Some records —
•••••

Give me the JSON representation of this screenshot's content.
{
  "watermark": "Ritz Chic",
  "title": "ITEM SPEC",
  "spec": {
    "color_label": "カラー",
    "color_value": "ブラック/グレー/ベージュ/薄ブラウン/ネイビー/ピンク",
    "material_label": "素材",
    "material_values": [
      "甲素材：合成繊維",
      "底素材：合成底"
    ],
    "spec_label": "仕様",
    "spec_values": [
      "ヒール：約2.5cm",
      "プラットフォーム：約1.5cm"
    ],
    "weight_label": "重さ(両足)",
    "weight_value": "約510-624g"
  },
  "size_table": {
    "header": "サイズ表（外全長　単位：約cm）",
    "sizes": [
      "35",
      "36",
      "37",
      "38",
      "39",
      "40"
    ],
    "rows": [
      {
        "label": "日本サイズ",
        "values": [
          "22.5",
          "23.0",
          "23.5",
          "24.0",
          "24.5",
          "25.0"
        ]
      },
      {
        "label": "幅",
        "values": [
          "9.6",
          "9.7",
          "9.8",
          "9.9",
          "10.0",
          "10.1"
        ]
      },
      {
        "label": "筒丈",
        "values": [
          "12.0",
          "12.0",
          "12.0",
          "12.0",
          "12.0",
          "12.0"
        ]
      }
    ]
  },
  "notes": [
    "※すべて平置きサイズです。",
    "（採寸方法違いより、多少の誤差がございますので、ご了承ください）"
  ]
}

•••••

Problem description —
Type the whole listing again, unaltered.

Result below —
Give me the JSON representation of this screenshot's content.
{
  "watermark": "Ritz Chic",
  "title": "ITEM SPEC",
  "spec": {
    "color_label": "カラー",
    "color_value": "ブラック/グレー/ベージュ/薄ブラウン/ネイビー/ピンク",
    "material_label": "素材",
    "material_values": [
      "甲素材：合成繊維",
      "底素材：合成底"
    ],
    "spec_label": "仕様",
    "spec_values": [
      "ヒール：約2.5cm",
      "プラットフォーム：約1.5cm"
    ],
    "weight_label": "重さ(両足)",
    "weight_value": "約510-624g"
  },
  "size_table": {
    "header": "サイズ表（外全長　単位：約cm）",
    "sizes": [
      "35",
      "36",
      "37",
      "38",
      "39",
      "40"
    ],
    "rows": [
      {
        "label": "日本サイズ",
        "values": [
          "22.5",
          "23.0",
          "23.5",
          "24.0",
          "24.5",
          "25.0"
        ]
      },
      {
        "label": "幅",
        "values": [
          "9.6",
          "9.7",
          "9.8",
          "9.9",
          "10.0",
          "10.1"
        ]
      },
      {
        "label": "筒丈",
        "values": [
          "12.0",
          "12.0",
          "12.0",
          "12.0",
          "12.0",
          "12.0"
        ]
      }
    ]
  },
  "notes": [
    "※すべて平置きサイズです。",
    "（採寸方法違いより、多少の誤差がございますので、ご了承ください）"
  ]
}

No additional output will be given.